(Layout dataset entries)
"""
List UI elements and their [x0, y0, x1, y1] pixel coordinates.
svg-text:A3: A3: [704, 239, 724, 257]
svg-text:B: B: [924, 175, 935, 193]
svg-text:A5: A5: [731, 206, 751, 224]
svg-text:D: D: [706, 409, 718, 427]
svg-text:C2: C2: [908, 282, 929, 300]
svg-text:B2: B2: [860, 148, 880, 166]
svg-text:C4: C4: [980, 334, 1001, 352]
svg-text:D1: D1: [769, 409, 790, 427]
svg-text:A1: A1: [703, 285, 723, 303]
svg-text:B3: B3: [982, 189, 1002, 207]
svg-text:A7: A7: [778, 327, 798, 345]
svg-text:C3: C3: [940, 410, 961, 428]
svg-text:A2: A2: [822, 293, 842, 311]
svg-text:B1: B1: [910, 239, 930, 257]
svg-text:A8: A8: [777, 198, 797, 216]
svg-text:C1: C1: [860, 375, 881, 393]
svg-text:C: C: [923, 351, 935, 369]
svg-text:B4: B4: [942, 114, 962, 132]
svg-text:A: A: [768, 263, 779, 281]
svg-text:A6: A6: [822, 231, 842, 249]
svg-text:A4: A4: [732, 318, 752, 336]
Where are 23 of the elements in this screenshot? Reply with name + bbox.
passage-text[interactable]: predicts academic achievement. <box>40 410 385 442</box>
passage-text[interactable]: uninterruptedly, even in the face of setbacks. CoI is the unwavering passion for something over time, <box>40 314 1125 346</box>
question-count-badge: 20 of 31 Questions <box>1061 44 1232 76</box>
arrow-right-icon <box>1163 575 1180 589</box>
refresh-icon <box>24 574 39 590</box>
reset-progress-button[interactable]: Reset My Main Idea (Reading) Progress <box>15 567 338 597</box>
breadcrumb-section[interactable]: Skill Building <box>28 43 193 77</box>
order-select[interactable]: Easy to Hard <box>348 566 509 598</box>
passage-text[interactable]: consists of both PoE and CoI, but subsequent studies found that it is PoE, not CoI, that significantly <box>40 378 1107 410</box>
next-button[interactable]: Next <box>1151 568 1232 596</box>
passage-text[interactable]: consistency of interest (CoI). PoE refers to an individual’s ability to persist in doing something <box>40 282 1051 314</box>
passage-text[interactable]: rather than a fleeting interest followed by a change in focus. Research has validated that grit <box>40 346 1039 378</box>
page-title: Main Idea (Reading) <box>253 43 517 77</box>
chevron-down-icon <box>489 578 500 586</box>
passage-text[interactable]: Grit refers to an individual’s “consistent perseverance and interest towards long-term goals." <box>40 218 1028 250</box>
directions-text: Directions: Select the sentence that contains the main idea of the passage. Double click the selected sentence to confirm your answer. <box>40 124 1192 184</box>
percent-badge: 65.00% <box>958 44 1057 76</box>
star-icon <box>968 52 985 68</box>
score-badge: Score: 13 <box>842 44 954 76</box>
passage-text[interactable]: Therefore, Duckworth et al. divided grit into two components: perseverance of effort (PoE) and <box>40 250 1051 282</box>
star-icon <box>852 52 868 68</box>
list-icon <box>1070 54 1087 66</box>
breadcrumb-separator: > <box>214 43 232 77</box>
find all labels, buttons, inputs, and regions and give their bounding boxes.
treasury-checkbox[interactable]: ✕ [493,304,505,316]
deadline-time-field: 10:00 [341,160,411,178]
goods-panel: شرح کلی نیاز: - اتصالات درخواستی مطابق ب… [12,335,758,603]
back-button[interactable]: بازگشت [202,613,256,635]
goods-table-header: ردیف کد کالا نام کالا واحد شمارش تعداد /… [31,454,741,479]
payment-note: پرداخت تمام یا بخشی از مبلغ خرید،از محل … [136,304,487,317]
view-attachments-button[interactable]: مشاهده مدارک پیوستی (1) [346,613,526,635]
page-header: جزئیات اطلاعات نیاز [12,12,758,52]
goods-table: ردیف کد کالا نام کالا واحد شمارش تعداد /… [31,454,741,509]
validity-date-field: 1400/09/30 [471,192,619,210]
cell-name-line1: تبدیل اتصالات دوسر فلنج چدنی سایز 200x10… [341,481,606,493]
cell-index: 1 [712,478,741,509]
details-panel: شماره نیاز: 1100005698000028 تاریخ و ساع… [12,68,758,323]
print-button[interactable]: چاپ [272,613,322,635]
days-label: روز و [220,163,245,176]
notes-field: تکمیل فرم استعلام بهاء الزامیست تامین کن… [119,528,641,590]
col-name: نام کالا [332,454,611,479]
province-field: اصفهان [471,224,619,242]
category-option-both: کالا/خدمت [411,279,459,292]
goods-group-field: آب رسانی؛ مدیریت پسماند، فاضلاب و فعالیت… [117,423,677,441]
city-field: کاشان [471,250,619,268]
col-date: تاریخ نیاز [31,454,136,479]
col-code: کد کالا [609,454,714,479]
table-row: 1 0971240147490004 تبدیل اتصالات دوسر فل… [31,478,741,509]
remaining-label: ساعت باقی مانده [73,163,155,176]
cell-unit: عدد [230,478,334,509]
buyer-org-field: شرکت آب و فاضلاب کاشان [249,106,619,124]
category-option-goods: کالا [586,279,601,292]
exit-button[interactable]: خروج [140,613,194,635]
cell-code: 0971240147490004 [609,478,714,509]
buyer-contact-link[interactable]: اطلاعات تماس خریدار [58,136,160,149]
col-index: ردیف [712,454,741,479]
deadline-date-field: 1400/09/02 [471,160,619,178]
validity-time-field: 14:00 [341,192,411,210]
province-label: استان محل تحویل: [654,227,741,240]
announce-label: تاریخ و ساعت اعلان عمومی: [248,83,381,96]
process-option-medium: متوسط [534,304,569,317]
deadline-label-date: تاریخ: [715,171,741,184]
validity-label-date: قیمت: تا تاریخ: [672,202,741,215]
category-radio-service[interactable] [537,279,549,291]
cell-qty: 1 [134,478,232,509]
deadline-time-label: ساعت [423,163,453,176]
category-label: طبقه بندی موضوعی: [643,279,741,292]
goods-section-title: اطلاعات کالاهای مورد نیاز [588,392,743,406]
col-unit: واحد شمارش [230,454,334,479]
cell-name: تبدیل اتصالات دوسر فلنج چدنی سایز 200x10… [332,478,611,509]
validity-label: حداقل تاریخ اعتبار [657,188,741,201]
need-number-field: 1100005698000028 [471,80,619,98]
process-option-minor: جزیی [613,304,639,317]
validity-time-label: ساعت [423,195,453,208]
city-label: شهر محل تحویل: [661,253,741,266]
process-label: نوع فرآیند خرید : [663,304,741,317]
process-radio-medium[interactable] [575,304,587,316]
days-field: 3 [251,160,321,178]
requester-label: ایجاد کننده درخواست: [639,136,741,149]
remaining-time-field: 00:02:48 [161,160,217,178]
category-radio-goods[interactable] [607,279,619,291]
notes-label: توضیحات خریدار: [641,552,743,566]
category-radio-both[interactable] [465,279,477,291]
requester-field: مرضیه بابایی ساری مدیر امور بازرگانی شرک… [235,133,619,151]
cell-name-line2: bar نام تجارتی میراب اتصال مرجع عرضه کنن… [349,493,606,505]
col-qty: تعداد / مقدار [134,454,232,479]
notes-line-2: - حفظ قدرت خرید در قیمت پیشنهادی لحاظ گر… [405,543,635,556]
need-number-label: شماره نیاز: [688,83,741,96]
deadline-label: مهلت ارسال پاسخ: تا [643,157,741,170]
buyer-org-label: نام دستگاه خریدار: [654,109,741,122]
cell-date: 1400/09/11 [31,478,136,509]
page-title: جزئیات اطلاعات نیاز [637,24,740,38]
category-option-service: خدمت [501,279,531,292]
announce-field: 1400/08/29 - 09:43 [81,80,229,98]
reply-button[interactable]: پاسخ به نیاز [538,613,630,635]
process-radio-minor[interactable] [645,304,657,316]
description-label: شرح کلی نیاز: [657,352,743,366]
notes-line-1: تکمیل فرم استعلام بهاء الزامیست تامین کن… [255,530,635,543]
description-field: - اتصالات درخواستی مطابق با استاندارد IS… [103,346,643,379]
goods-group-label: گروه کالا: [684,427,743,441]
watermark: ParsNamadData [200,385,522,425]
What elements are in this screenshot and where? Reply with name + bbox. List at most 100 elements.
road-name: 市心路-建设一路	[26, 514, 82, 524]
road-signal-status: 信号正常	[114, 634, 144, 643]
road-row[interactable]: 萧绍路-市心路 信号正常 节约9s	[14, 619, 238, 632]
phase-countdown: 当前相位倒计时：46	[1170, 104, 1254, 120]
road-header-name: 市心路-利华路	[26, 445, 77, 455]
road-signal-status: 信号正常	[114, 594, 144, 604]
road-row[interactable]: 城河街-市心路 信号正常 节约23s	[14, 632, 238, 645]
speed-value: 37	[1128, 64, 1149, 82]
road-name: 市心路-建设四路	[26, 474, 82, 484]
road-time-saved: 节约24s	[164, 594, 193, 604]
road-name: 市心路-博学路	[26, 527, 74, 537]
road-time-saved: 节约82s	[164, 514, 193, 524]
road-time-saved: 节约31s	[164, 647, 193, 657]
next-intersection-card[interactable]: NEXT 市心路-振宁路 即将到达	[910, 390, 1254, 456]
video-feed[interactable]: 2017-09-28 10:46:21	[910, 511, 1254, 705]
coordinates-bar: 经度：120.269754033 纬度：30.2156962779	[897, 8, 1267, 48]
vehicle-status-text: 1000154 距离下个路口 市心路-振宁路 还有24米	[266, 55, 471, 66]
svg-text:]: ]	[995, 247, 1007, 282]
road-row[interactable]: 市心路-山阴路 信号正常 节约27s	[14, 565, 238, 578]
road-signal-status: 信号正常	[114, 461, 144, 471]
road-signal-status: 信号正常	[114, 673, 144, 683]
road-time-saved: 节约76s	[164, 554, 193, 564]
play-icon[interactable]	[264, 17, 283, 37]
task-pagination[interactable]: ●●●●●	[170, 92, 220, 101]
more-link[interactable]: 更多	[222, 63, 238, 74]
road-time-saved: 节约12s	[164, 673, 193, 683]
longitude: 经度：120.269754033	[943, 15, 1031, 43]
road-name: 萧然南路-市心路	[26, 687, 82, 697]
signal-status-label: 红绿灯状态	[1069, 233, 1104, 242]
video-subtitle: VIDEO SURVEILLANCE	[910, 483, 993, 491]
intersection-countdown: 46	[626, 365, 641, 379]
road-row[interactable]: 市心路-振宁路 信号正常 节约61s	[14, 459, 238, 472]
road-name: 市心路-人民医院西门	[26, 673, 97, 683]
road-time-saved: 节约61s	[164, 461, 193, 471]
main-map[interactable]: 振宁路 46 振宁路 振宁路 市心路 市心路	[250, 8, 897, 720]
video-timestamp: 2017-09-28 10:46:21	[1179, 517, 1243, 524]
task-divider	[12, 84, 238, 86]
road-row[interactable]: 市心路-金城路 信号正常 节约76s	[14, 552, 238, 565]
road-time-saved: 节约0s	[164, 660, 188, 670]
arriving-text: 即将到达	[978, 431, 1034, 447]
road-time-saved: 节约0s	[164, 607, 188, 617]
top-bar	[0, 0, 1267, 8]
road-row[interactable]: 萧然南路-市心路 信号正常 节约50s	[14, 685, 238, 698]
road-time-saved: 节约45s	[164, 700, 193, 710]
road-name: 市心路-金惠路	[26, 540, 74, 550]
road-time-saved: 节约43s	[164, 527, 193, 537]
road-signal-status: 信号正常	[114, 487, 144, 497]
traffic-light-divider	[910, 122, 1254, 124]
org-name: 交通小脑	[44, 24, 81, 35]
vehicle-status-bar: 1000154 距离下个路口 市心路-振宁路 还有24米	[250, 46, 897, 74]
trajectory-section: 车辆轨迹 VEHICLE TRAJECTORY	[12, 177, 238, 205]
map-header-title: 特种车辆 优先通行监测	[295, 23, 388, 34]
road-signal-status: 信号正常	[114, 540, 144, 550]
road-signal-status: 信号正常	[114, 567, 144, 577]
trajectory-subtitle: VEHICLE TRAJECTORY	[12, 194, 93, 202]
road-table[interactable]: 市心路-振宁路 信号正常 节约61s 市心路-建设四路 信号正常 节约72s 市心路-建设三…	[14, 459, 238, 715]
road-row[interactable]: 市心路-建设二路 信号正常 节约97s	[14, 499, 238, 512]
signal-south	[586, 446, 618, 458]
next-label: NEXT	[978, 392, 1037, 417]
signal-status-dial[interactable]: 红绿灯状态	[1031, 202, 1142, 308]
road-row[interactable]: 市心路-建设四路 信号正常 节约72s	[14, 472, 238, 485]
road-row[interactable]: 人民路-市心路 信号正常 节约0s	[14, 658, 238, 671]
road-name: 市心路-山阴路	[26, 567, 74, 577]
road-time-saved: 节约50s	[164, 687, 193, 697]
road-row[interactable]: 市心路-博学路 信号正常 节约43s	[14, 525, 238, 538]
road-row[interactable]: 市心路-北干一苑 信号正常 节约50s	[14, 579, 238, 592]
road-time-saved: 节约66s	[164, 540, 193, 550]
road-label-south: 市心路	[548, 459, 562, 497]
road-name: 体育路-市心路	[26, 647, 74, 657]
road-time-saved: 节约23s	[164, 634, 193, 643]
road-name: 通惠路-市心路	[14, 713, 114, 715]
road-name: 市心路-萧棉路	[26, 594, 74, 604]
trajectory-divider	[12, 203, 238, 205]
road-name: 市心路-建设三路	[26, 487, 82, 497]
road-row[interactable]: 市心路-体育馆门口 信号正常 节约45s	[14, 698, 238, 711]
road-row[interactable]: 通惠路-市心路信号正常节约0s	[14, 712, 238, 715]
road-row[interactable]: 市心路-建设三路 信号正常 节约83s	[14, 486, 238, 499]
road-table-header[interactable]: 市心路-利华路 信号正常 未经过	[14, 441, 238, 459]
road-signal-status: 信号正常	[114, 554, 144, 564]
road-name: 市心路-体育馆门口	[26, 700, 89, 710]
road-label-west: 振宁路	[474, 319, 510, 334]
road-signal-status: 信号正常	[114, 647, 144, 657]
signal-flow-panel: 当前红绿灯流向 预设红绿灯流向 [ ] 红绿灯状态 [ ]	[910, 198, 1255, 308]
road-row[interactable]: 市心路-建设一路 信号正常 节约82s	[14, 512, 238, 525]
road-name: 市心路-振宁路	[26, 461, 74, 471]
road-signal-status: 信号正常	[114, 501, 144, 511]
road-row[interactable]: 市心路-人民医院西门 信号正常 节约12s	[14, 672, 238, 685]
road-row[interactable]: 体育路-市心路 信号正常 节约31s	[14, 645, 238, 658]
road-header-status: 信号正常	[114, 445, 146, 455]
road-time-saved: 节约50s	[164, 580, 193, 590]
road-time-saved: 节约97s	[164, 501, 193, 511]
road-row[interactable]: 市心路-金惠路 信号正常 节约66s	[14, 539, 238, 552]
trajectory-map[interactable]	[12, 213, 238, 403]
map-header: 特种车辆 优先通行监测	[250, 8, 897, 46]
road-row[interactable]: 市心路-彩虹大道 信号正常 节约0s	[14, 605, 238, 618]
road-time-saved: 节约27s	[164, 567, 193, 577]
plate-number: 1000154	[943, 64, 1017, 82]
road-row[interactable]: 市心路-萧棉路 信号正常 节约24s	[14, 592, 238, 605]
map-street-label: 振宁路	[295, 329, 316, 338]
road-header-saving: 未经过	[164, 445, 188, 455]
"""
Update the records from the first line through the line containing "svg-text:B3: B3: [982, 189, 1002, 207]", inclusive, swapping "pixel coordinates" for "screen coordinates" and leaving everything else unchanged. Give only those lines.

_Result:_
List UI elements and their [x0, y0, x1, y1] screen coordinates.
svg-text:A3: A3: [704, 239, 724, 257]
svg-text:B: B: [924, 175, 935, 193]
svg-text:A5: A5: [731, 206, 751, 224]
svg-text:D: D: [706, 409, 718, 427]
svg-text:C2: C2: [908, 282, 929, 300]
svg-text:B2: B2: [860, 148, 880, 166]
svg-text:C4: C4: [980, 334, 1001, 352]
svg-text:D1: D1: [769, 409, 790, 427]
svg-text:A1: A1: [703, 285, 723, 303]
svg-text:B3: B3: [982, 189, 1002, 207]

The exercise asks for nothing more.